#### SUPPLIED DATA ####

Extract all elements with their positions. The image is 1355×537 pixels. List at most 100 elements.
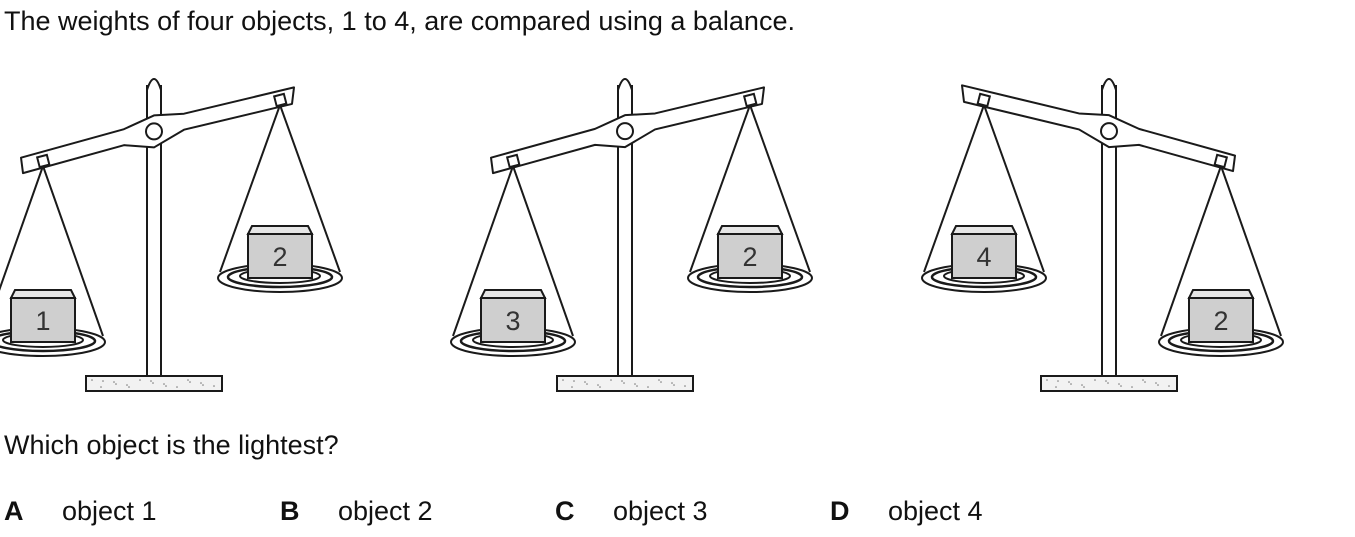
base-texture-dot [165, 385, 167, 387]
base-texture-dot [621, 380, 623, 382]
balance-2: 32 [450, 78, 813, 392]
base-texture-dot [187, 379, 189, 381]
base-texture-dot [1131, 386, 1133, 388]
pan-string [512, 165, 574, 337]
base-texture-dot [150, 380, 152, 382]
base-texture-dot [610, 379, 612, 381]
base-texture-dot [658, 379, 660, 381]
object-box-top [479, 289, 547, 299]
base-texture-dot [1118, 383, 1120, 385]
pan-string [1220, 165, 1282, 337]
base-texture-dot [1168, 385, 1170, 387]
post-top [146, 78, 162, 91]
base-texture-dot [202, 384, 204, 386]
object-label-left: 4 [976, 242, 991, 272]
option-b[interactable]: B object 2 [276, 492, 536, 530]
base-texture-dot [673, 384, 675, 386]
base-texture-dot [128, 386, 130, 388]
base-texture-dot [176, 386, 178, 388]
base-texture-dot [1046, 379, 1048, 381]
object-label-right: 2 [272, 242, 287, 272]
question-text: Which object is the lightest? [4, 430, 339, 460]
option-d-letter: D [830, 496, 850, 526]
pivot-ring [616, 122, 634, 141]
object-box [10, 297, 76, 343]
base-texture-dot [1055, 386, 1057, 388]
hanger-hook [976, 92, 992, 108]
base-texture-dot [163, 383, 165, 385]
pan-string [279, 104, 341, 273]
base-texture-dot [115, 383, 117, 385]
base-texture-dot [1094, 379, 1096, 381]
base-texture-dot [584, 381, 586, 383]
option-a[interactable]: A object 1 [0, 492, 260, 530]
object-label-left: 1 [35, 306, 50, 336]
base-texture-dot [1107, 382, 1109, 384]
option-c-letter: C [555, 496, 575, 526]
base-texture-dot [599, 386, 601, 388]
balance-3: 42 [921, 78, 1284, 392]
object-box-top [246, 225, 314, 235]
base-texture-dot [660, 381, 662, 383]
intro-text: The weights of four objects, 1 to 4, are… [4, 6, 795, 36]
option-b-text: object 2 [338, 496, 433, 526]
base-texture-dot [1057, 380, 1059, 382]
pan-string [219, 104, 281, 273]
hanger-hook [1213, 153, 1229, 169]
answer-options: A object 1 B object 2 C object 3 D objec… [0, 492, 1355, 532]
object-box [951, 233, 1017, 279]
option-c[interactable]: C object 3 [551, 492, 811, 530]
base-texture-dot [113, 381, 115, 383]
base-texture-dot [1144, 381, 1146, 383]
hanger-hook [35, 153, 51, 169]
pan-string [689, 104, 751, 273]
base-texture-dot [102, 380, 104, 382]
base-texture-dot [562, 379, 564, 381]
pivot-ring [145, 122, 163, 141]
object-label-left: 3 [505, 306, 520, 336]
base-texture-dot [139, 379, 141, 381]
object-box [717, 233, 783, 279]
base-texture-dot [1142, 379, 1144, 381]
pan-string [1160, 165, 1222, 337]
base-texture-dot [597, 384, 599, 386]
base-texture-dot [200, 382, 202, 384]
pan-string [452, 165, 514, 337]
option-d[interactable]: D object 4 [826, 492, 1086, 530]
pan-string [0, 165, 44, 291]
pan-string [983, 104, 1045, 273]
base-texture-dot [213, 385, 215, 387]
pan-string [749, 104, 811, 273]
hanger-hook [272, 92, 288, 108]
object-box [247, 233, 313, 279]
base-texture-dot [571, 386, 573, 388]
base-texture-dot [634, 383, 636, 385]
base-texture-dot [671, 382, 673, 384]
object-label-right: 2 [1213, 306, 1228, 336]
base-texture-dot [623, 382, 625, 384]
base-texture-dot [684, 385, 686, 387]
post-top [617, 78, 633, 91]
option-a-text: object 1 [62, 496, 157, 526]
pan-string [923, 104, 985, 273]
base-texture-dot [1155, 382, 1157, 384]
base-texture-dot [189, 381, 191, 383]
post-top [1101, 78, 1117, 91]
option-c-text: object 3 [613, 496, 708, 526]
base-texture-dot [573, 380, 575, 382]
base-texture-dot [647, 386, 649, 388]
base-texture-dot [1070, 383, 1072, 385]
option-d-text: object 4 [888, 496, 983, 526]
base-texture-dot [1120, 385, 1122, 387]
object-box [480, 297, 546, 343]
base-texture-dot [1068, 381, 1070, 383]
object-box-top [950, 225, 1018, 235]
base-texture-dot [636, 385, 638, 387]
option-a-letter: A [4, 496, 24, 526]
object-box [1188, 297, 1254, 343]
base-texture-dot [126, 384, 128, 386]
balance-1: 12 [0, 78, 343, 392]
object-label-right: 2 [742, 242, 757, 272]
base-texture-dot [1083, 386, 1085, 388]
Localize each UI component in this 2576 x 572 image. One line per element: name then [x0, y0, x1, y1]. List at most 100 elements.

####

### AIM
Please give these lines again with "image" swapped for "screenshot" everywhere, changing nothing else and leaving out the pictures.

### SOLUTION TO THE EXERCISE
Extract all elements with their positions. The screenshot is 1355×537 pixels. List at most 100 elements.
base-texture-dot [165, 385, 167, 387]
base-texture-dot [621, 380, 623, 382]
balance-2: 32 [450, 78, 813, 392]
base-texture-dot [187, 379, 189, 381]
base-texture-dot [1131, 386, 1133, 388]
pan-string [512, 165, 574, 337]
base-texture-dot [150, 380, 152, 382]
base-texture-dot [610, 379, 612, 381]
base-texture-dot [658, 379, 660, 381]
object-box-top [479, 289, 547, 299]
base-texture-dot [1118, 383, 1120, 385]
pan-string [1220, 165, 1282, 337]
base-texture-dot [1168, 385, 1170, 387]
post-top [146, 78, 162, 91]
base-texture-dot [202, 384, 204, 386]
object-label-left: 4 [976, 242, 991, 272]
option-b[interactable]: B object 2 [276, 492, 536, 530]
base-texture-dot [673, 384, 675, 386]
base-texture-dot [128, 386, 130, 388]
base-texture-dot [176, 386, 178, 388]
base-texture-dot [1046, 379, 1048, 381]
object-label-right: 2 [272, 242, 287, 272]
question-text: Which object is the lightest? [4, 430, 339, 460]
option-d-letter: D [830, 496, 850, 526]
pivot-ring [616, 122, 634, 141]
object-box [10, 297, 76, 343]
base-texture-dot [1055, 386, 1057, 388]
hanger-hook [976, 92, 992, 108]
base-texture-dot [163, 383, 165, 385]
pan-string [279, 104, 341, 273]
base-texture-dot [115, 383, 117, 385]
base-texture-dot [1094, 379, 1096, 381]
base-texture-dot [584, 381, 586, 383]
option-a[interactable]: A object 1 [0, 492, 260, 530]
object-label-left: 1 [35, 306, 50, 336]
base-texture-dot [1107, 382, 1109, 384]
option-c-letter: C [555, 496, 575, 526]
base-texture-dot [599, 386, 601, 388]
balance-3: 42 [921, 78, 1284, 392]
object-box-top [246, 225, 314, 235]
base-texture-dot [660, 381, 662, 383]
intro-text: The weights of four objects, 1 to 4, are… [4, 6, 795, 36]
option-b-text: object 2 [338, 496, 433, 526]
base-texture-dot [1057, 380, 1059, 382]
pan-string [219, 104, 281, 273]
hanger-hook [1213, 153, 1229, 169]
answer-options: A object 1 B object 2 C object 3 D objec… [0, 492, 1355, 532]
object-box [951, 233, 1017, 279]
option-c[interactable]: C object 3 [551, 492, 811, 530]
base-texture-dot [113, 381, 115, 383]
base-texture-dot [1144, 381, 1146, 383]
hanger-hook [35, 153, 51, 169]
pan-string [689, 104, 751, 273]
base-texture-dot [102, 380, 104, 382]
base-texture-dot [562, 379, 564, 381]
pivot-ring [145, 122, 163, 141]
object-label-left: 3 [505, 306, 520, 336]
base-texture-dot [139, 379, 141, 381]
object-box [717, 233, 783, 279]
base-texture-dot [1142, 379, 1144, 381]
pan-string [1160, 165, 1222, 337]
base-texture-dot [597, 384, 599, 386]
base-texture-dot [200, 382, 202, 384]
pan-string [452, 165, 514, 337]
option-d[interactable]: D object 4 [826, 492, 1086, 530]
pan-string [0, 165, 44, 291]
pan-string [983, 104, 1045, 273]
base-texture-dot [213, 385, 215, 387]
pan-string [749, 104, 811, 273]
hanger-hook [272, 92, 288, 108]
object-box [247, 233, 313, 279]
base-texture-dot [571, 386, 573, 388]
base-texture-dot [634, 383, 636, 385]
base-texture-dot [671, 382, 673, 384]
object-label-right: 2 [1213, 306, 1228, 336]
base-texture-dot [623, 382, 625, 384]
base-texture-dot [684, 385, 686, 387]
post-top [617, 78, 633, 91]
option-a-text: object 1 [62, 496, 157, 526]
pan-string [923, 104, 985, 273]
base-texture-dot [1155, 382, 1157, 384]
base-texture-dot [189, 381, 191, 383]
post-top [1101, 78, 1117, 91]
option-c-text: object 3 [613, 496, 708, 526]
base-texture-dot [573, 380, 575, 382]
base-texture-dot [647, 386, 649, 388]
base-texture-dot [1070, 383, 1072, 385]
option-d-text: object 4 [888, 496, 983, 526]
base-texture-dot [1120, 385, 1122, 387]
object-box [480, 297, 546, 343]
base-texture-dot [1068, 381, 1070, 383]
object-box-top [950, 225, 1018, 235]
base-texture-dot [636, 385, 638, 387]
option-a-letter: A [4, 496, 24, 526]
object-box [1188, 297, 1254, 343]
base-texture-dot [126, 384, 128, 386]
balance-1: 12 [0, 78, 343, 392]
object-label-right: 2 [742, 242, 757, 272]
base-texture-dot [1083, 386, 1085, 388]
Localize each UI component in this 2576 x 572 screenshot. One line per element: name then [x0, y0, x1, y1]. List at most 100 elements.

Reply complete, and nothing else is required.